Answer with one number: the count of lines in the listing below that hold the word "Sarcoptes".

[Dataset items]
* * *

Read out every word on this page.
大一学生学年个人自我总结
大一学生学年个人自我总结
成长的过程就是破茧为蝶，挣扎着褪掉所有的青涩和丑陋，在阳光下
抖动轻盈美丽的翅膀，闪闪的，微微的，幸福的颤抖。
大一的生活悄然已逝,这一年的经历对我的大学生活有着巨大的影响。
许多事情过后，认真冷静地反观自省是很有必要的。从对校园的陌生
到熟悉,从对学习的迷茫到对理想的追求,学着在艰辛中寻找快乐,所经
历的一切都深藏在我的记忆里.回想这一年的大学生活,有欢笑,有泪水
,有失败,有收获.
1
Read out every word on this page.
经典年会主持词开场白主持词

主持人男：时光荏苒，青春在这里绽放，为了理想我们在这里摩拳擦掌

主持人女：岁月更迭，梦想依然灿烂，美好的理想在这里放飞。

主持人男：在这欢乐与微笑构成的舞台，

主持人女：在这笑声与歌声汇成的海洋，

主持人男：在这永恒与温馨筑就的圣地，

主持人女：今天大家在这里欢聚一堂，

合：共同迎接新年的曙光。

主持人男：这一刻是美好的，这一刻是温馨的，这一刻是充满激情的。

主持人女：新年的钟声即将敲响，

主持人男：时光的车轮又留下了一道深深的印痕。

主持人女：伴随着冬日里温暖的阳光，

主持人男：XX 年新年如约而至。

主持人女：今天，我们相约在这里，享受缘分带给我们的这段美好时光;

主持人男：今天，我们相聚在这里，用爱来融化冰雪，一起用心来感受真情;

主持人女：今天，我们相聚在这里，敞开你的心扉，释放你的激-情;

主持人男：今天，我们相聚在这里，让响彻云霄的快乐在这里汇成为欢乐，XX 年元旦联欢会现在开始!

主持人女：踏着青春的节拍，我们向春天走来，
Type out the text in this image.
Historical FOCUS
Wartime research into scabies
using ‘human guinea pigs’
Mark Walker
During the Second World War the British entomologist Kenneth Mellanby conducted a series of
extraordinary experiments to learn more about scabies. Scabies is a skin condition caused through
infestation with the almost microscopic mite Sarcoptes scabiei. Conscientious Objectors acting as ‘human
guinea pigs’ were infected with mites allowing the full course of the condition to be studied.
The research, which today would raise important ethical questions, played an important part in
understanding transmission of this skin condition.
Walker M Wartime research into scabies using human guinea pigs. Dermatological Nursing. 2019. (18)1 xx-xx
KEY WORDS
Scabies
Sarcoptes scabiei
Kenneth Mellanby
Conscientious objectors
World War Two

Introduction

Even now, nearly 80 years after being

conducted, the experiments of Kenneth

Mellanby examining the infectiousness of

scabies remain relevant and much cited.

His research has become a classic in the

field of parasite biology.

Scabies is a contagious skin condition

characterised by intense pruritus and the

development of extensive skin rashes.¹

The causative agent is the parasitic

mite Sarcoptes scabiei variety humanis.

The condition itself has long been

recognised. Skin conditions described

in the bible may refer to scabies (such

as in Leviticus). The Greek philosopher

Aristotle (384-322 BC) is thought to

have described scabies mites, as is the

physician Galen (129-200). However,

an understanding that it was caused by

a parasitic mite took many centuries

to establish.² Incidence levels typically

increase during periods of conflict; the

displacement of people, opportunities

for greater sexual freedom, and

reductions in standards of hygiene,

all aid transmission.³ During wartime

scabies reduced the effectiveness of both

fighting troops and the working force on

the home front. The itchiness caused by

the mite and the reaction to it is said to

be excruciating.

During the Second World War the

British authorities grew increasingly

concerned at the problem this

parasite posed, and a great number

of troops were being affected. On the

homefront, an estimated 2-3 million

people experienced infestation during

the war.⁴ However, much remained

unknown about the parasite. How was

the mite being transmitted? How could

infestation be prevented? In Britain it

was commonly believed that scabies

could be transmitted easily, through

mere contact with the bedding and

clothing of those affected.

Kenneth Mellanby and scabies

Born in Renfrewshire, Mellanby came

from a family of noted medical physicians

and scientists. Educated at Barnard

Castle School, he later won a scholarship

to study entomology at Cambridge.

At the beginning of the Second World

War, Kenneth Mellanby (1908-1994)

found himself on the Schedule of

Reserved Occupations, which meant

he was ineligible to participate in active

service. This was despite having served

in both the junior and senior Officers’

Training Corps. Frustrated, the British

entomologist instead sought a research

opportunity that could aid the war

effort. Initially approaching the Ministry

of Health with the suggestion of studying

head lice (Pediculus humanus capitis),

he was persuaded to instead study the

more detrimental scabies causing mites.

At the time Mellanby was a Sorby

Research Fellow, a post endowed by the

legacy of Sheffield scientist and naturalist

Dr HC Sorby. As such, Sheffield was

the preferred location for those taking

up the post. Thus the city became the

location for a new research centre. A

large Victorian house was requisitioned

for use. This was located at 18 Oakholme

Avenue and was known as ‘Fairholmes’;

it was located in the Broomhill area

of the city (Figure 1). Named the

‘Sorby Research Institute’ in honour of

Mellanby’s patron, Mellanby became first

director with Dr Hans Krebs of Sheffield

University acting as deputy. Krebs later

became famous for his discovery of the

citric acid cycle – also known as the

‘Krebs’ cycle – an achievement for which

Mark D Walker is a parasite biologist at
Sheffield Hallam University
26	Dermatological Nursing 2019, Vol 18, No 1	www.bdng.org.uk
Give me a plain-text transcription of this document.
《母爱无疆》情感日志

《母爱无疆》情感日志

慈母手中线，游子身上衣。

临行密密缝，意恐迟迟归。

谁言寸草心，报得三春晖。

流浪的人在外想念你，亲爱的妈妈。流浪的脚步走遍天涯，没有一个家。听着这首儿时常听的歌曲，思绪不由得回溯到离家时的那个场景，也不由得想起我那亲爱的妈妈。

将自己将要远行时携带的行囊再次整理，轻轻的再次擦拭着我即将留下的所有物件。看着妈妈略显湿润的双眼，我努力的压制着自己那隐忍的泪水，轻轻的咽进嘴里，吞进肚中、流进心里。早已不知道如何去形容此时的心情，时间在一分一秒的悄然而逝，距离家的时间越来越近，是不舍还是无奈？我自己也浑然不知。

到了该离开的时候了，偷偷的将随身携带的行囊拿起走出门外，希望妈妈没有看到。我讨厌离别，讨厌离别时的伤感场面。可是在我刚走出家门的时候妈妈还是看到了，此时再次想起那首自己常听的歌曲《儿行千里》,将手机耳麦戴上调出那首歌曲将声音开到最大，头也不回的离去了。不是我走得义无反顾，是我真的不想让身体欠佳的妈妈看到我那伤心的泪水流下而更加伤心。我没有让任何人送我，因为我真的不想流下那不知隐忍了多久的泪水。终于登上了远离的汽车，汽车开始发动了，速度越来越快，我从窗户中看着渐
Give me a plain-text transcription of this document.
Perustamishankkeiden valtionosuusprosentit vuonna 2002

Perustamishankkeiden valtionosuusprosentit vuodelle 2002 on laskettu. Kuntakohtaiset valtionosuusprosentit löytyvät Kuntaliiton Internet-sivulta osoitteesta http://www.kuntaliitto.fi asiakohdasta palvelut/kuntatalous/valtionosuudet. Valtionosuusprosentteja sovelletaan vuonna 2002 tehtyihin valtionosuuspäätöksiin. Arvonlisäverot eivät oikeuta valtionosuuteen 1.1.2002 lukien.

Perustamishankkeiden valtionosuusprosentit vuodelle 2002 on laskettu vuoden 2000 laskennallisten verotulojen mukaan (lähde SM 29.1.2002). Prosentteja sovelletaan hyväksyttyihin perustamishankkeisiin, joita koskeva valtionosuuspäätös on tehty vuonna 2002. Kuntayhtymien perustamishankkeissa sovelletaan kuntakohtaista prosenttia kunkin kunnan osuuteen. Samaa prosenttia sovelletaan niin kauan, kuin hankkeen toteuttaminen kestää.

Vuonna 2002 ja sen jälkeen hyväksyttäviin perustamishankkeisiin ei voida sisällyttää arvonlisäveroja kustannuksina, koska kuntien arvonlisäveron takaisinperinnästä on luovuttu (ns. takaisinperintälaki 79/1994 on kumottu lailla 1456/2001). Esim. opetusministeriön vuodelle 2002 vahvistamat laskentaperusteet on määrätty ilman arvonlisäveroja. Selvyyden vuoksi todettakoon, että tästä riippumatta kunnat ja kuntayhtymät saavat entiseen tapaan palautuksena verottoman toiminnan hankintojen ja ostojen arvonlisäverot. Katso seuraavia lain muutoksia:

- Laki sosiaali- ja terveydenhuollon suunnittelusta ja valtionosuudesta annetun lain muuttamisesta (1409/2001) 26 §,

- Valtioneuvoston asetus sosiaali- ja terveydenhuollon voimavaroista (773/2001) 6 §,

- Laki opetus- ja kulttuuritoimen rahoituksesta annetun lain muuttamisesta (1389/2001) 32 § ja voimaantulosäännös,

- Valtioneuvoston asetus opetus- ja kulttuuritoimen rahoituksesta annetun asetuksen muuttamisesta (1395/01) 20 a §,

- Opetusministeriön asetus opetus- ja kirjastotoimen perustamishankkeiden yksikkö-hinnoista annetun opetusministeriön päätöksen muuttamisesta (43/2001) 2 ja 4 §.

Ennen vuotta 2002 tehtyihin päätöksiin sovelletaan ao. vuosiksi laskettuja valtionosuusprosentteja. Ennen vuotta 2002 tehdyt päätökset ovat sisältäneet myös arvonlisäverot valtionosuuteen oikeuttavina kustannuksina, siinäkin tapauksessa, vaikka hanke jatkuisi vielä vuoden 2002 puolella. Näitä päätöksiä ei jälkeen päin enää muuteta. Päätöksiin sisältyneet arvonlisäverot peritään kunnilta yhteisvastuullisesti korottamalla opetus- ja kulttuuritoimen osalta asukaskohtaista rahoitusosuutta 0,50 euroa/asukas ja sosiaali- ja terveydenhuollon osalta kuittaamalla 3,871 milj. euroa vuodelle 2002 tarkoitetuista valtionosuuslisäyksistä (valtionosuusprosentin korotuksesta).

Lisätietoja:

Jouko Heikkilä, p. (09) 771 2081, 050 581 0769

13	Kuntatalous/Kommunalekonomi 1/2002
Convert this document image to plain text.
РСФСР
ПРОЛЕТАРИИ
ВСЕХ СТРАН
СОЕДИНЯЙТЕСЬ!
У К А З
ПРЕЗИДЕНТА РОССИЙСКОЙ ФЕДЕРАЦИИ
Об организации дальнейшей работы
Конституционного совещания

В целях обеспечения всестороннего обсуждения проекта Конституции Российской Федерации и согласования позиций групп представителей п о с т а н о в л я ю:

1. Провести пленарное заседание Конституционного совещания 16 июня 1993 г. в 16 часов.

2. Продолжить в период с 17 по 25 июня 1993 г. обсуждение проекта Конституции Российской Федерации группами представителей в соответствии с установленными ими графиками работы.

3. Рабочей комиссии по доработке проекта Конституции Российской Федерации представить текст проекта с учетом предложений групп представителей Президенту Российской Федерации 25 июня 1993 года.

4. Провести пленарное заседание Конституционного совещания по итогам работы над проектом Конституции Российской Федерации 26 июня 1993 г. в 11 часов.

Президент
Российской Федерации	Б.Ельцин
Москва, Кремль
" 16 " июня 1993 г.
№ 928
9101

* * *

▶ Finished task:
3